WHAT IS NEEDED >>
Using the entries that follow, collect the lines where the word "полномочий" appears.

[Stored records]

──────

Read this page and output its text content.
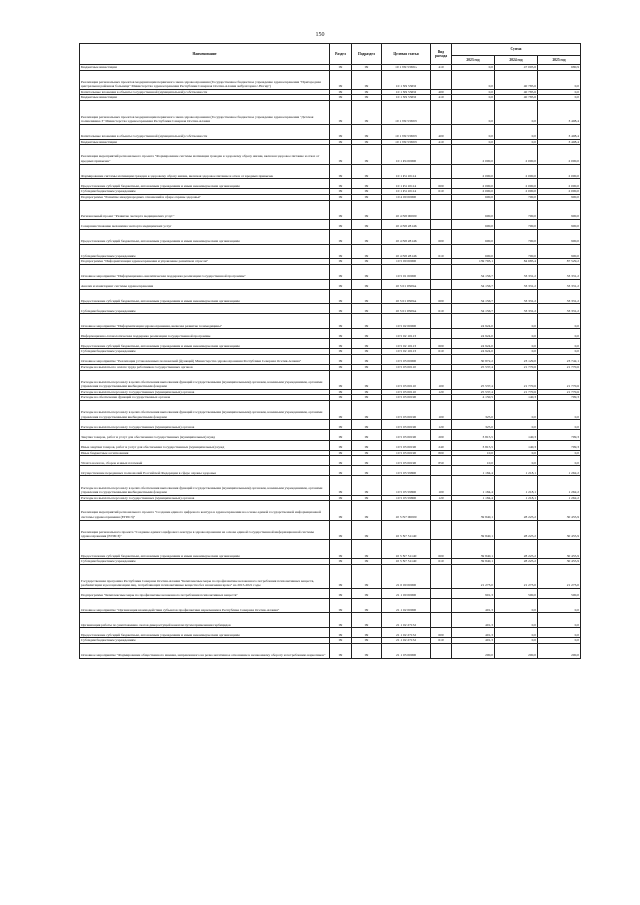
150
Наименование	Раздел	Подраздел	Целевая статья	Вид расхода	Сумма		
					2023 год	2024 год	2025 год
Бюджетные инвестиции	09	09	10 1 N9 5365G	410	0,0	47 005,6	680,9
Реализация региональных проектов модернизации первичного звена здравоохранения (Государственное бюджетное учреждение здравоохранения "Пригородная центральная районная больница" Министерства здравоохранения Республики Северная Осетия-Алания амбулатория с.Ногир")	09	09	10 1 N9 5365I		0,0	40 785,6	0,0
Капитальные вложения в объекты государственной (муниципальной) собственности	09	09	10 1 N9 5365I	400	0,0	40 785,6	0,0
Бюджетные инвестиции	09	09	10 1 N9 5365I	410	0,0	40 785,6	0,0
Реализация региональных проектов модернизации первичного звена здравоохранения (Государственное бюджетное учреждение здравоохранения "Детская поликлиника 3" Министерства здравоохранения Республики Северная Осетия-Алания	09	09	10 1 N9 5365N		0,0	0,0	3 408,4
Капитальные вложения в объекты государственной (муниципальной) собственности	09	09	10 1 N9 5365N	400	0,0	0,0	3 408,4
Бюджетные инвестиции	09	09	10 1 N9 5365N	410	0,0	0,0	3 408,4
Реализация мероприятий регионального проекта "Формирование системы мотивации граждан к здоровому образу жизни, включая здоровое питание и отказ от вредных привычек"	09	09	10 1 P4 00000		2 000,0	2 000,0	2 000,0
Формирование системы мотивации граждан к здоровому образу жизни, включая здоровое питание и отказ от вредных привычек	09	09	10 1 P4 10114		2 000,0	2 000,0	2 000,0
Предоставление субсидий бюджетным, автономным учреждениям и иным некоммерческим организациям	09	09	10 1 P4 10114	600	2 000,0	2 000,0	2 000,0
Субсидии бюджетным учреждениям	09	09	10 1 P4 10114	610	2 000,0	2 000,0	2 000,0
Подпрограмма "Развитие международных отношений в сфере охраны здоровья"	09	09	10 4 00 00000		600,0	700,0	900,0
Региональный проект "Развитие экспорта медицинских услуг"	09	09	10 4 N8 00000		600,0	700,0	900,0
Совершенствование механизма экспорта медицинских услуг	09	09	10 4 N8 28146		600,0	700,0	900,0
Предоставление субсидий бюджетным, автономным учреждениям и иным некоммерческим организациям	09	09	10 4 N8 28146	600	600,0	700,0	900,0
Субсидии бюджетным учреждениям	09	09	10 4 N8 28146	610	600,0	700,0	900,0
Подпрограмма "Информатизация здравоохранения и управление развитием отрасли"	09	09	10 5 00 00000		139 793,1	84 685,4	87 529,2
Основное мероприятие "Информационно-аналитическая поддержка реализации государственной программы"	09	09	10 5 01 00000		34 156,7	33 331,2	33 331,2
Анализ и мониторинг системы здравоохранения	09	09	10 5 01 0509A		34 156,7	33 331,2	33 331,2
Предоставление субсидий бюджетным, автономным учреждениям и иным некоммерческим организациям	09	09	10 5 01 0509A	600	34 156,7	33 331,2	33 331,2
Субсидии бюджетным учреждениям	09	09	10 5 01 0509A	610	34 156,7	33 331,2	33 331,2
Основное мероприятие "Информатизация здравоохранения, включая развитие телемедицины"	09	09	10 5 02 00000		24 924,0	0,0	0,0
Информационно-технологическая поддержка реализации государственной программы	09	09	10 5 02 10113		24 924,0	0,0	0,0
Предоставление субсидий бюджетным, автономным учреждениям и иным некоммерческим организациям	09	09	10 5 02 10113	600	24 924,0	0,0	0,0
Субсидии бюджетным учреждениям	09	09	10 5 02 10113	610	24 924,0	0,0	0,0
Основное мероприятие "Реализация установленных полномочий (функций) Министерства здравоохранения Республики Северная Осетия-Алания"	09	09	10 5 03 00000		30 872,2	23 129,0	23 742,1
Расходы на выплаты по оплате труда работников государственных органов	09	09	10 5 03 00110		25 537,4	21 770,6	21 770,6
Расходы на выплаты персоналу в целях обеспечения выполнения функций государственными (муниципальными) органами, казенными учреждениями, органами управления государственными внебюджетными фондами	09	09	10 5 03 00110	100	25 537,4	21 770,6	21 770,6
Расходы на выплаты персоналу государственных (муниципальных) органов	09	09	10 5 03 00110	120	25 537,4	21 770,6	21 770,6
Расходы на обеспечение функций государственных органов	09	09	10 5 03 00190		4 150,5	140,3	709,3
Расходы на выплаты персоналу в целях обеспечения выполнения функций государственными (муниципальными) органами, казенными учреждениями, органами управления государственными внебюджетными фондами	09	09	10 5 03 00190	100	325,0	0,0	0,0
Расходы на выплаты персоналу государственных (муниципальных) органов	09	09	10 5 03 00190	120	325,0	0,0	0,0
Закупка товаров, работ и услуг для обеспечения государственных (муниципальных) нужд	09	09	10 5 03 00190	200	3 815,5	140,3	709,3
Иные закупки товаров, работ и услуг для обеспечения государственных (муниципальных) нужд	09	09	10 5 03 00190	240	3 815,5	140,3	709,3
Иные бюджетные ассигнования	09	09	10 5 03 00190	800	10,0	0,0	0,0
Уплата налогов, сборов и иных платежей	09	09	10 5 03 00190	850	10,0	0,0	0,0
Осуществление переданных полномочий Российской Федерации в сфере охраны здоровья	09	09	10 5 03 59800		1 184,4	1 218,1	1 262,2
Расходы на выплаты персоналу в целях обеспечения выполнения функций государственными (муниципальными) органами, казенными учреждениями, органами управления государственными внебюджетными фондами	09	09	10 5 03 59800	100	1 184,4	1 218,1	1 262,2
Расходы на выплаты персоналу государственных (муниципальных) органов	09	09	10 5 03 59800	120	1 184,4	1 218,1	1 262,2
Реализация мероприятий регионального проекта "Создание единого цифрового контура в здравоохранении на основе единой государственной информационной системы здравоохранения (ЕГИСЗ)"	09	09	10 5 N7 00000		39 840,1	28 225,2	30 455,9
Реализация регионального проекта "Создание единого цифрового контура в здравоохранении на основе единой государственной информационной системы здравоохранения (ЕГИСЗ)"	09	09	10 5 N7 51140		39 840,1	28 225,2	30 455,9
Предоставление субсидий бюджетным, автономным учреждениям и иным некоммерческим организациям	09	09	10 5 N7 51140	600	39 840,1	28 225,2	30 455,9
Субсидии бюджетным учреждениям	09	09	10 5 N7 51140	610	39 840,1	28 225,2	30 455,9
Государственная программа Республики Северная Осетия-Алания "Комплексные меры по профилактике незаконного потребления психоактивных веществ, реабилитации и ресоциализации лиц, потребляющих психоактивные вещества без назначения врача" на 2015-2021 годы	09	09	21 0 00 00000		21 273,0	21 273,0	21 273,0
Подпрограмма "Комплексные меры по профилактике незаконного потребления психоактивных веществ"	09	09	21 1 00 00000		901,3	500,0	500,0
Основное мероприятие "Организация взаимодействия субъектов профилактики наркомании в Республике Северная Осетия-Алания"	09	09	21 1 02 00000		401,3	0,0	0,0
Организация работы по уничтожению очагов дикорастущей конопли путем применения гербицидов	09	09	21 1 02 27152		401,3	0,0	0,0
Предоставление субсидий бюджетным, автономным учреждениям и иным некоммерческим организациям	09	09	21 1 02 27152	600	401,3	0,0	0,0
Субсидии бюджетным учреждениям	09	09	21 1 02 27152	610	401,3	0,0	0,0
Основное мероприятие "Формирование общественного мнения, направленного на резко негативное отношение к незаконному обороту и потреблению наркотиков"	09	09	21 1 03 00000		200,0	200,0	200,0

──────

EXERCISE RESULT >>
Основное мероприятие "Реализация установленных полномочий (функций) Министерства здравоохранения Республики Северная Осетия-Алания"	09	09	10 5 03 00000		30 872,2	23 129,0	23 742,1
Осуществление переданных полномочий Российской Федерации в сфере охраны здоровья	09	09	10 5 03 59800		1 184,4	1 218,1	1 262,2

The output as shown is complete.